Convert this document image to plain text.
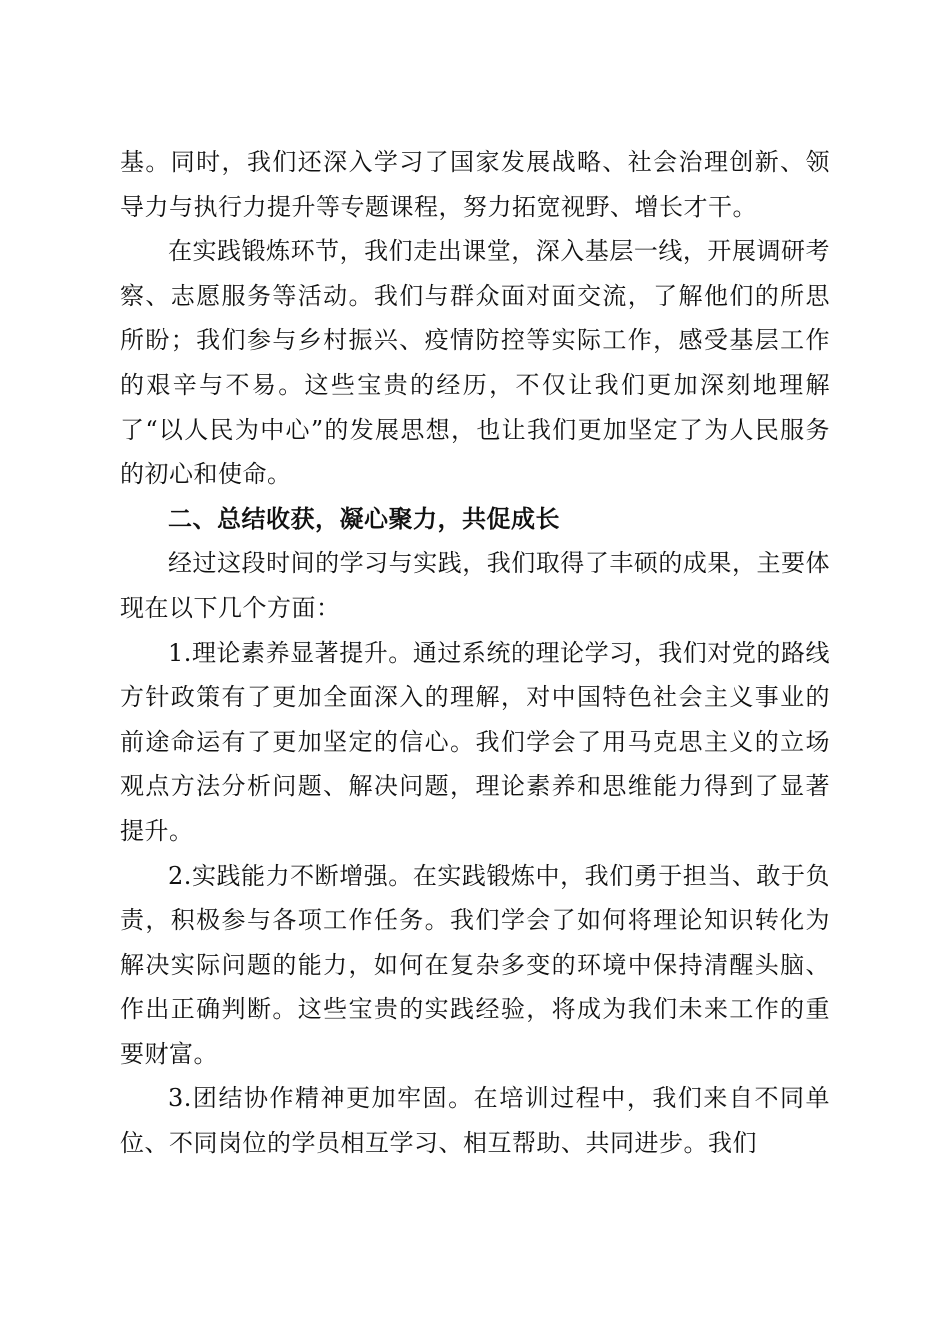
基。同时，我们还深入学习了国家发展战略、社会治理创新、领导力与执行力提升等专题课程，努力拓宽视野、增长才干。

在实践锻炼环节，我们走出课堂，深入基层一线，开展调研考察、志愿服务等活动。我们与群众面对面交流，了解他们的所思所盼；我们参与乡村振兴、疫情防控等实际工作，感受基层工作的艰辛与不易。这些宝贵的经历，不仅让我们更加深刻地理解了“以人民为中心”的发展思想，也让我们更加坚定了为人民服务的初心和使命。

二、总结收获，凝心聚力，共促成长

经过这段时间的学习与实践，我们取得了丰硕的成果，主要体现在以下几个方面：

1.理论素养显著提升。通过系统的理论学习，我们对党的路线方针政策有了更加全面深入的理解，对中国特色社会主义事业的前途命运有了更加坚定的信心。我们学会了用马克思主义的立场观点方法分析问题、解决问题，理论素养和思维能力得到了显著提升。

2.实践能力不断增强。在实践锻炼中，我们勇于担当、敢于负责，积极参与各项工作任务。我们学会了如何将理论知识转化为解决实际问题的能力，如何在复杂多变的环境中保持清醒头脑、作出正确判断。这些宝贵的实践经验，将成为我们未来工作的重要财富。

3.团结协作精神更加牢固。在培训过程中，我们来自不同单位、不同岗位的学员相互学习、相互帮助、共同进步。我们
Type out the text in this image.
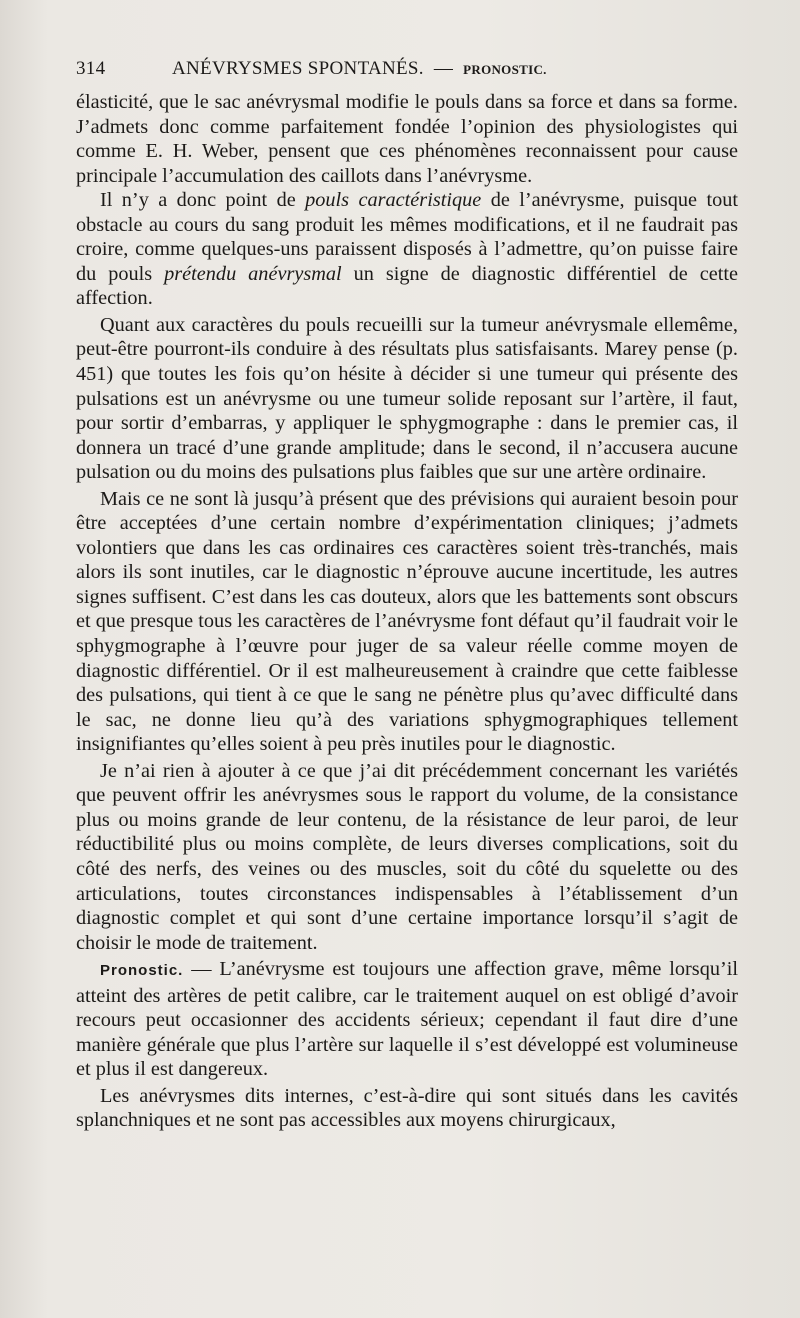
314	ANÉVRYSMES SPONTANÉS. — PRONOSTIC.

élasticité, que le sac anévrysmal modifie le pouls dans sa force et dans sa forme. J’admets donc comme parfaitement fondée l’opinion des physiologistes qui comme E. H. Weber, pensent que ces phénomènes reconnaissent pour cause principale l’accumulation des caillots dans l’anévrysme.

Il n’y a donc point de pouls caractéristique de l’anévrysme, puisque tout obstacle au cours du sang produit les mêmes modifications, et il ne faudrait pas croire, comme quelques-uns paraissent disposés à l’admettre, qu’on puisse faire du pouls prétendu anévrysmal un signe de diagnostic différentiel de cette affection.

Quant aux caractères du pouls recueilli sur la tumeur anévrysmale ellemême, peut-être pourront-ils conduire à des résultats plus satisfaisants. Marey pense (p. 451) que toutes les fois qu’on hésite à décider si une tumeur qui présente des pulsations est un anévrysme ou une tumeur solide reposant sur l’artère, il faut, pour sortir d’embarras, y appliquer le sphygmographe : dans le premier cas, il donnera un tracé d’une grande amplitude; dans le second, il n’accusera aucune pulsation ou du moins des pulsations plus faibles que sur une artère ordinaire.

Mais ce ne sont là jusqu’à présent que des prévisions qui auraient besoin pour être acceptées d’une certain nombre d’expérimentation cliniques; j’admets volontiers que dans les cas ordinaires ces caractères soient très-tranchés, mais alors ils sont inutiles, car le diagnostic n’éprouve aucune incertitude, les autres signes suffisent. C’est dans les cas douteux, alors que les battements sont obscurs et que presque tous les caractères de l’anévrysme font défaut qu’il faudrait voir le sphygmographe à l’œuvre pour juger de sa valeur réelle comme moyen de diagnostic différentiel. Or il est malheureusement à craindre que cette faiblesse des pulsations, qui tient à ce que le sang ne pénètre plus qu’avec difficulté dans le sac, ne donne lieu qu’à des variations sphygmographiques tellement insignifiantes qu’elles soient à peu près inutiles pour le diagnostic.

Je n’ai rien à ajouter à ce que j’ai dit précédemment concernant les variétés que peuvent offrir les anévrysmes sous le rapport du volume, de la consistance plus ou moins grande de leur contenu, de la résistance de leur paroi, de leur réductibilité plus ou moins complète, de leurs diverses complications, soit du côté des nerfs, des veines ou des muscles, soit du côté du squelette ou des articulations, toutes circonstances indispensables à l’établissement d’un diagnostic complet et qui sont d’une certaine importance lorsqu’il s’agit de choisir le mode de traitement.

Pronostic. — L’anévrysme est toujours une affection grave, même lorsqu’il atteint des artères de petit calibre, car le traitement auquel on est obligé d’avoir recours peut occasionner des accidents sérieux; cependant il faut dire d’une manière générale que plus l’artère sur laquelle il s’est développé est volumineuse et plus il est dangereux.

Les anévrysmes dits internes, c’est-à-dire qui sont situés dans les cavités splanchniques et ne sont pas accessibles aux moyens chirurgicaux,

----

Reproduce the listing word for word and omit its pictures.

Convert this document image to plain text.
基。同时，我们还深入学习了国家发展战略、社会治理创新、领导力与执行力提升等专题课程，努力拓宽视野、增长才干。

在实践锻炼环节，我们走出课堂，深入基层一线，开展调研考察、志愿服务等活动。我们与群众面对面交流，了解他们的所思所盼；我们参与乡村振兴、疫情防控等实际工作，感受基层工作的艰辛与不易。这些宝贵的经历，不仅让我们更加深刻地理解了“以人民为中心”的发展思想，也让我们更加坚定了为人民服务的初心和使命。

二、总结收获，凝心聚力，共促成长

经过这段时间的学习与实践，我们取得了丰硕的成果，主要体现在以下几个方面：

1.理论素养显著提升。通过系统的理论学习，我们对党的路线方针政策有了更加全面深入的理解，对中国特色社会主义事业的前途命运有了更加坚定的信心。我们学会了用马克思主义的立场观点方法分析问题、解决问题，理论素养和思维能力得到了显著提升。

2.实践能力不断增强。在实践锻炼中，我们勇于担当、敢于负责，积极参与各项工作任务。我们学会了如何将理论知识转化为解决实际问题的能力，如何在复杂多变的环境中保持清醒头脑、作出正确判断。这些宝贵的实践经验，将成为我们未来工作的重要财富。

3.团结协作精神更加牢固。在培训过程中，我们来自不同单位、不同岗位的学员相互学习、相互帮助、共同进步。我们
Type out the text in this image.
314	ANÉVRYSMES SPONTANÉS. — PRONOSTIC.

élasticité, que le sac anévrysmal modifie le pouls dans sa force et dans sa forme. J’admets donc comme parfaitement fondée l’opinion des physiologistes qui comme E. H. Weber, pensent que ces phénomènes reconnaissent pour cause principale l’accumulation des caillots dans l’anévrysme.

Il n’y a donc point de pouls caractéristique de l’anévrysme, puisque tout obstacle au cours du sang produit les mêmes modifications, et il ne faudrait pas croire, comme quelques-uns paraissent disposés à l’admettre, qu’on puisse faire du pouls prétendu anévrysmal un signe de diagnostic différentiel de cette affection.

Quant aux caractères du pouls recueilli sur la tumeur anévrysmale ellemême, peut-être pourront-ils conduire à des résultats plus satisfaisants. Marey pense (p. 451) que toutes les fois qu’on hésite à décider si une tumeur qui présente des pulsations est un anévrysme ou une tumeur solide reposant sur l’artère, il faut, pour sortir d’embarras, y appliquer le sphygmographe : dans le premier cas, il donnera un tracé d’une grande amplitude; dans le second, il n’accusera aucune pulsation ou du moins des pulsations plus faibles que sur une artère ordinaire.

Mais ce ne sont là jusqu’à présent que des prévisions qui auraient besoin pour être acceptées d’une certain nombre d’expérimentation cliniques; j’admets volontiers que dans les cas ordinaires ces caractères soient très-tranchés, mais alors ils sont inutiles, car le diagnostic n’éprouve aucune incertitude, les autres signes suffisent. C’est dans les cas douteux, alors que les battements sont obscurs et que presque tous les caractères de l’anévrysme font défaut qu’il faudrait voir le sphygmographe à l’œuvre pour juger de sa valeur réelle comme moyen de diagnostic différentiel. Or il est malheureusement à craindre que cette faiblesse des pulsations, qui tient à ce que le sang ne pénètre plus qu’avec difficulté dans le sac, ne donne lieu qu’à des variations sphygmographiques tellement insignifiantes qu’elles soient à peu près inutiles pour le diagnostic.

Je n’ai rien à ajouter à ce que j’ai dit précédemment concernant les variétés que peuvent offrir les anévrysmes sous le rapport du volume, de la consistance plus ou moins grande de leur contenu, de la résistance de leur paroi, de leur réductibilité plus ou moins complète, de leurs diverses complications, soit du côté des nerfs, des veines ou des muscles, soit du côté du squelette ou des articulations, toutes circonstances indispensables à l’établissement d’un diagnostic complet et qui sont d’une certaine importance lorsqu’il s’agit de choisir le mode de traitement.

Pronostic. — L’anévrysme est toujours une affection grave, même lorsqu’il atteint des artères de petit calibre, car le traitement auquel on est obligé d’avoir recours peut occasionner des accidents sérieux; cependant il faut dire d’une manière générale que plus l’artère sur laquelle il s’est développé est volumineuse et plus il est dangereux.

Les anévrysmes dits internes, c’est-à-dire qui sont situés dans les cavités splanchniques et ne sont pas accessibles aux moyens chirurgicaux,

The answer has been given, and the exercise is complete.